▶ [What you are asked to do]
Rewrite the records below as a numbered list, starting at the line that contains "For every button, label, input, icon, or" and ending at the line that contains "x-tick-label: 13:48: [623, 993, 672, 1014]". Leave out any blank lines.

═══ Dataset content

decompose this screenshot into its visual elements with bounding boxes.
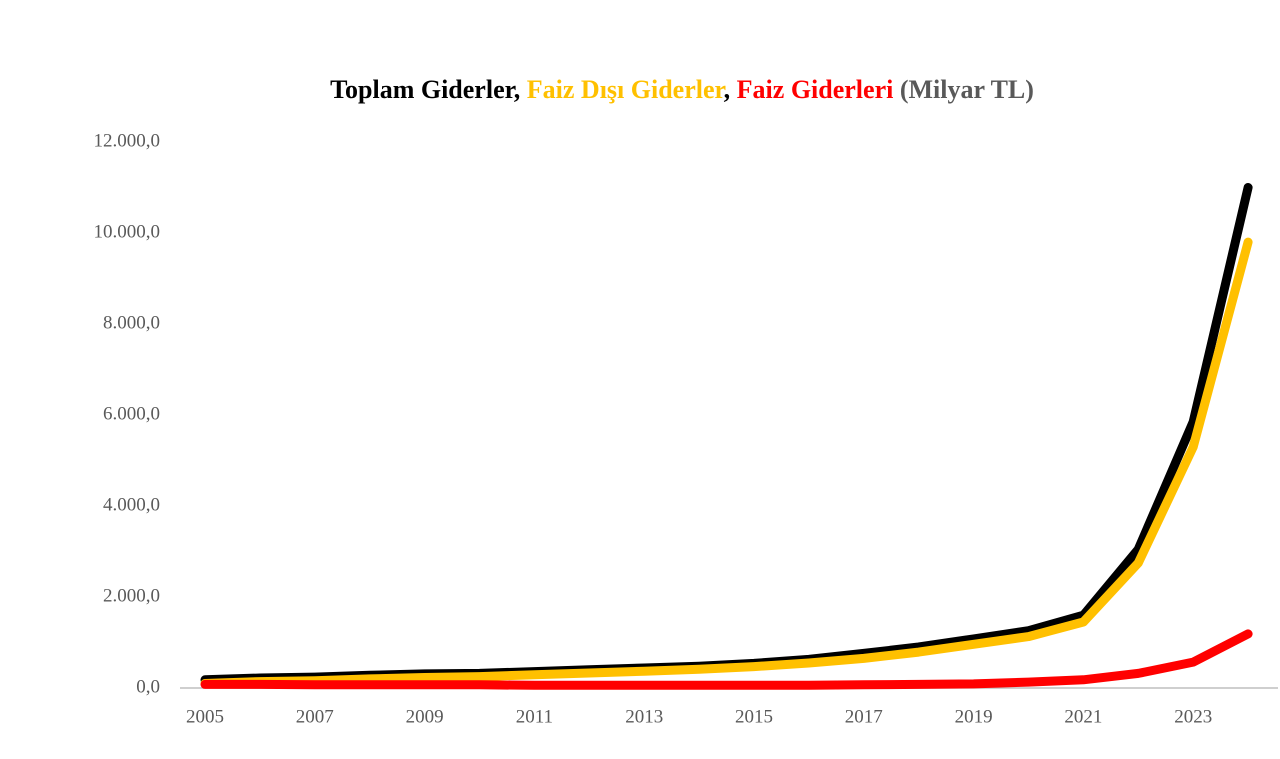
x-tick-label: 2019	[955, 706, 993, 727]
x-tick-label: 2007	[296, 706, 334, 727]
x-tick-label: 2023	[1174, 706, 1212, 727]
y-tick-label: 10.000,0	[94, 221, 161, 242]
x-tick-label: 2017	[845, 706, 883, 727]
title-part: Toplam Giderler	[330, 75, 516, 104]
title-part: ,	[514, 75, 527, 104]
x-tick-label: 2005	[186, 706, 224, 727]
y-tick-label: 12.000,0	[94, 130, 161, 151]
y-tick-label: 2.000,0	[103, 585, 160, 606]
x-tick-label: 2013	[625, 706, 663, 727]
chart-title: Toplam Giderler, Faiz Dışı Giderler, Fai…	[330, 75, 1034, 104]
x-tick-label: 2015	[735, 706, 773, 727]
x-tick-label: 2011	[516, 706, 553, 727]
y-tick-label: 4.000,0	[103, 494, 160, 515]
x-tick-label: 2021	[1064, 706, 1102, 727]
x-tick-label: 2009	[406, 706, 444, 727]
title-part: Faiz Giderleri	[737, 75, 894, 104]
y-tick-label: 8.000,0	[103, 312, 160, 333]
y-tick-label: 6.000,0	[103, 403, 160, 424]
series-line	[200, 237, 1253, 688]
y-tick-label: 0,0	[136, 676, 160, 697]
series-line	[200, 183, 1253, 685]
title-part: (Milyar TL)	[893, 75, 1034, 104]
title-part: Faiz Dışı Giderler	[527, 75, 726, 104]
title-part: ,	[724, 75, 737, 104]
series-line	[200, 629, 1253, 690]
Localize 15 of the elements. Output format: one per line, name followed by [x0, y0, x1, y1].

══════
═══ Dataset content

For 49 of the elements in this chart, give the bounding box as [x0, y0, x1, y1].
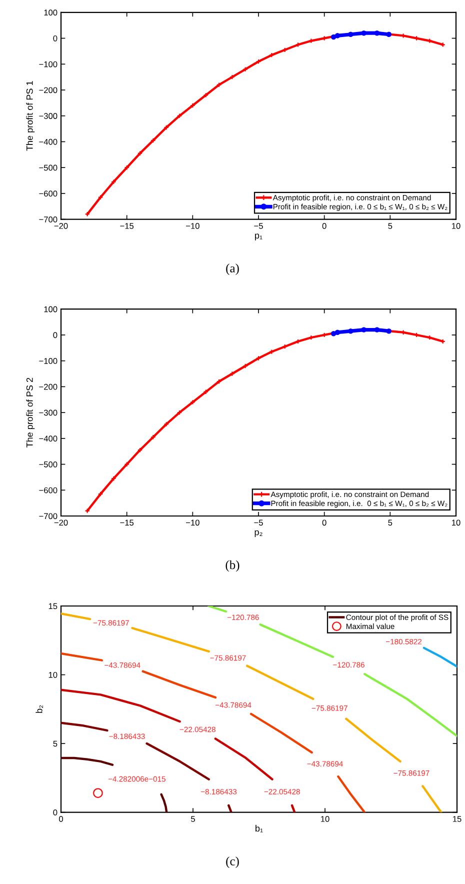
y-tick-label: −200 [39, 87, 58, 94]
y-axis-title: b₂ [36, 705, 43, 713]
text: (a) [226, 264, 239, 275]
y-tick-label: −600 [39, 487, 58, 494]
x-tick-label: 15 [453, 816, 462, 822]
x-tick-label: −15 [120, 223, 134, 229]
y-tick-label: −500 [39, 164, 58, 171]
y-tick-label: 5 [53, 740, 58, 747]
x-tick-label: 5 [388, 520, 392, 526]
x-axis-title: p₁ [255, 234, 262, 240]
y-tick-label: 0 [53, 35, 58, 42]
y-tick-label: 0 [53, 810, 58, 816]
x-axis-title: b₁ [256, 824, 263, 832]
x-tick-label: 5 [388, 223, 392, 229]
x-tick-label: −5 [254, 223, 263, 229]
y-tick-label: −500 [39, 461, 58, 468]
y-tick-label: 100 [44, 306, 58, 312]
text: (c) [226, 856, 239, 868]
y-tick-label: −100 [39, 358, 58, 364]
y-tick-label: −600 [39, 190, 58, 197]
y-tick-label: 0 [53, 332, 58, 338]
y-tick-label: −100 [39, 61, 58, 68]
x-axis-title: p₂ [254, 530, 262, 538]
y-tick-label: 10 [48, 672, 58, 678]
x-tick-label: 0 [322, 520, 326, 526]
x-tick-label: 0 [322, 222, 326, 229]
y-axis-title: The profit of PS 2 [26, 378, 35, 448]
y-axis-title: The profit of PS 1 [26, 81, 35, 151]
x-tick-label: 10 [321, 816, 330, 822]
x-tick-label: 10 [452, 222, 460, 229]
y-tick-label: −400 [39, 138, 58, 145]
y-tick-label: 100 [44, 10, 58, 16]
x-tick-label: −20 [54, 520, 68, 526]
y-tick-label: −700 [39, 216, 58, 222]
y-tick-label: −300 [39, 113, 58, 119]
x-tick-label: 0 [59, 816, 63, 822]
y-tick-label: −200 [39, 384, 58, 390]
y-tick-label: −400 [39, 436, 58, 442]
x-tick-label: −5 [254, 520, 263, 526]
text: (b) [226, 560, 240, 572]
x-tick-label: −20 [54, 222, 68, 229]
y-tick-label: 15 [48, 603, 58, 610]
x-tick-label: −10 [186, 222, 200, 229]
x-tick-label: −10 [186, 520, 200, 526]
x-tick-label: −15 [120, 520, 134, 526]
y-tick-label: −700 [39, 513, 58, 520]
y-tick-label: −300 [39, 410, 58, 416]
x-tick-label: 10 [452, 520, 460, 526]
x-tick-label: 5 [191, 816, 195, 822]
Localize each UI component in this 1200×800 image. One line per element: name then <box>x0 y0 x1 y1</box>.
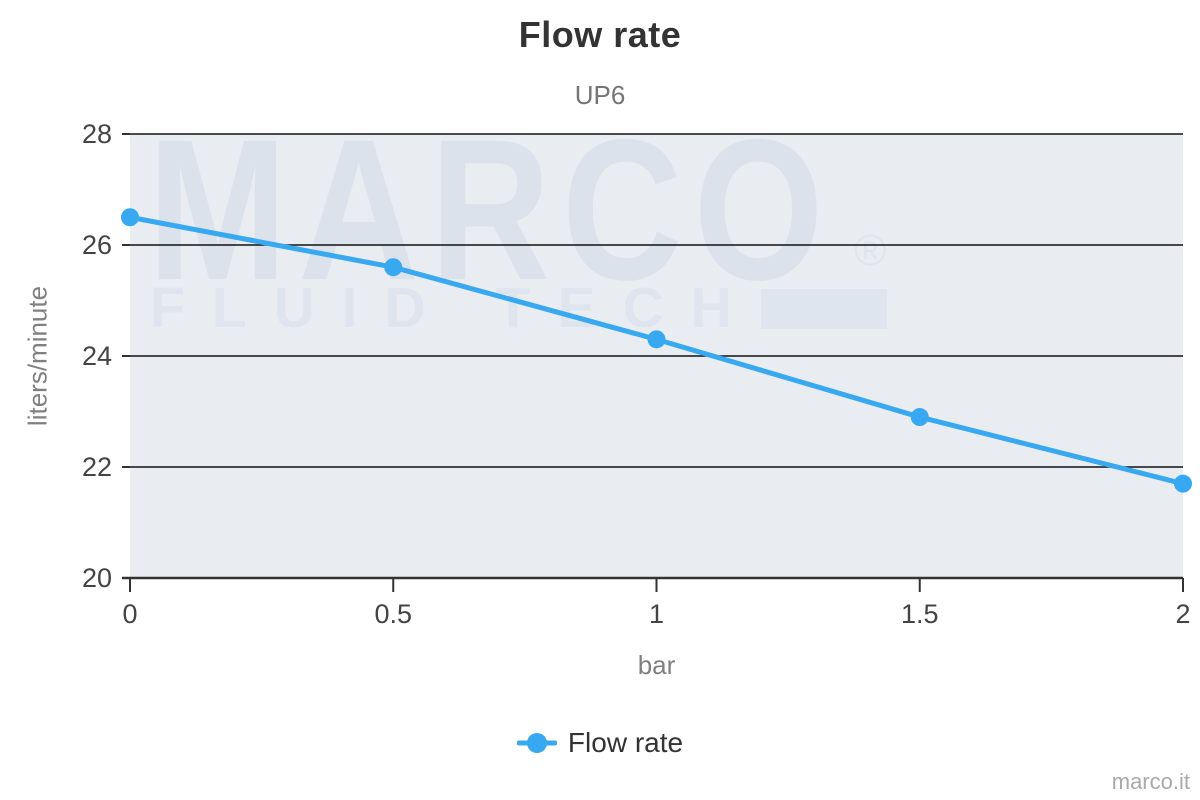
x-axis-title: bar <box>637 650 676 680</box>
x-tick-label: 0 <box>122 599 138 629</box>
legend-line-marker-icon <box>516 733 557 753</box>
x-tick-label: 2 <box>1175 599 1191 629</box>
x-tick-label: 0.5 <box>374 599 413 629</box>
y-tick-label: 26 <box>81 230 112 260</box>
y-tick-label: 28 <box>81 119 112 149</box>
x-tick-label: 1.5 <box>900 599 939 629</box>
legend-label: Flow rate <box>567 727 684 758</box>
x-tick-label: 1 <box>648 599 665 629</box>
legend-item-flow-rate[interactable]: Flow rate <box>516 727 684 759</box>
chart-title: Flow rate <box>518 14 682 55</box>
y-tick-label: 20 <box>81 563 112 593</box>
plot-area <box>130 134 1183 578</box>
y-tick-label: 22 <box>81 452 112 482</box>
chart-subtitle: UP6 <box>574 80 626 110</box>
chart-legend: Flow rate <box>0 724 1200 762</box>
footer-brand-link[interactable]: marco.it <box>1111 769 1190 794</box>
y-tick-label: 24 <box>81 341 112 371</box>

══════
═══ Dataset content

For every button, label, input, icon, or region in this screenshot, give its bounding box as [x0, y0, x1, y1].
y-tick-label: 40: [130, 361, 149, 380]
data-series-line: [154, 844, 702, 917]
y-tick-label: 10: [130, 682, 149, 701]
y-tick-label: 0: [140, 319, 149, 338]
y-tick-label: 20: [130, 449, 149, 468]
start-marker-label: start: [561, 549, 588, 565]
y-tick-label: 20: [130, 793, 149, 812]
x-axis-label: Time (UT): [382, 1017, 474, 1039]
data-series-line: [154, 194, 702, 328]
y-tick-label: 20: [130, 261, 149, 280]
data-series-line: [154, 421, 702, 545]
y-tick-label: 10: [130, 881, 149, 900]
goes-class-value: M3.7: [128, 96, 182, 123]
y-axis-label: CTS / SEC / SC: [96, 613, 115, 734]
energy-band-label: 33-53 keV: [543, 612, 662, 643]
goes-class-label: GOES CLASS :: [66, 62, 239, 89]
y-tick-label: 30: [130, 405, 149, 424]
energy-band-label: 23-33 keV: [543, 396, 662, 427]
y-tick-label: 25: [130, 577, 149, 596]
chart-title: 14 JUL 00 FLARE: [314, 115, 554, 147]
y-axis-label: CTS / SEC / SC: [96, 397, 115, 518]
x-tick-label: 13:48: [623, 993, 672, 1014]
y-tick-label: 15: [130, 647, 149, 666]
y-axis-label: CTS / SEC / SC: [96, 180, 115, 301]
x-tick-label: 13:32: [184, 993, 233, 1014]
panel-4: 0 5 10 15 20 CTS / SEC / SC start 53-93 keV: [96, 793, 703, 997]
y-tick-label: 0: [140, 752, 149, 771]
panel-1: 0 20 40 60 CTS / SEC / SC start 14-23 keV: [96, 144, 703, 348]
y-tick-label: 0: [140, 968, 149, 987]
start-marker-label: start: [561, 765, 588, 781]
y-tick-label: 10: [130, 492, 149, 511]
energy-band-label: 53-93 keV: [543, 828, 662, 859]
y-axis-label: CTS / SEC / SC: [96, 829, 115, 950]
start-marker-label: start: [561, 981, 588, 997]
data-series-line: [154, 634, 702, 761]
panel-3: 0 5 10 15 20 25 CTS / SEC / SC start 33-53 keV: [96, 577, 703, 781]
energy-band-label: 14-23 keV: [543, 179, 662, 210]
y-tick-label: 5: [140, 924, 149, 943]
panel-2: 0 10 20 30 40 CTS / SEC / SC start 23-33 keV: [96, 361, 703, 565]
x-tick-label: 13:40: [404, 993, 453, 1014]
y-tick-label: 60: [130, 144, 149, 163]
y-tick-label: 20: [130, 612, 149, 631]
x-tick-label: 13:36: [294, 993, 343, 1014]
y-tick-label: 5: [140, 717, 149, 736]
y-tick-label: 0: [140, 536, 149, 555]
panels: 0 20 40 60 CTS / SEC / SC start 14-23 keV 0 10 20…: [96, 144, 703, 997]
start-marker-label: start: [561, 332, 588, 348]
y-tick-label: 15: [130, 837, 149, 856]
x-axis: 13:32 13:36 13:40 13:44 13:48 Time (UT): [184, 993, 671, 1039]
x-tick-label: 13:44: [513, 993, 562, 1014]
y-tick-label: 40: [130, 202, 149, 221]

══════

▶ [Solution for this exercise]
1. For every button, label, input, icon, or region in this screenshot, give its bounding box as [x0, y0, x1, y1].
2. y-tick-label: 40: [130, 361, 149, 380]
3. data-series-line: [154, 844, 702, 917]
4. y-tick-label: 10: [130, 682, 149, 701]
5. y-tick-label: 0: [140, 319, 149, 338]
6. y-tick-label: 20: [130, 449, 149, 468]
7. start-marker-label: start: [561, 549, 588, 565]
8. y-tick-label: 20: [130, 793, 149, 812]
9. x-axis-label: Time (UT): [382, 1017, 474, 1039]
10. data-series-line: [154, 194, 702, 328]
11. y-tick-label: 20: [130, 261, 149, 280]
12. data-series-line: [154, 421, 702, 545]
13. y-tick-label: 10: [130, 881, 149, 900]
14. goes-class-value: M3.7: [128, 96, 182, 123]
15. y-axis-label: CTS / SEC / SC: [96, 613, 115, 734]
16. energy-band-label: 33-53 keV: [543, 612, 662, 643]
17. goes-class-label: GOES CLASS :: [66, 62, 239, 89]
18. y-tick-label: 30: [130, 405, 149, 424]
19. energy-band-label: 23-33 keV: [543, 396, 662, 427]
20. y-tick-label: 25: [130, 577, 149, 596]
21. chart-title: 14 JUL 00 FLARE: [314, 115, 554, 147]
22. y-axis-label: CTS / SEC / SC: [96, 397, 115, 518]
23. x-tick-label: 13:48: [623, 993, 672, 1014]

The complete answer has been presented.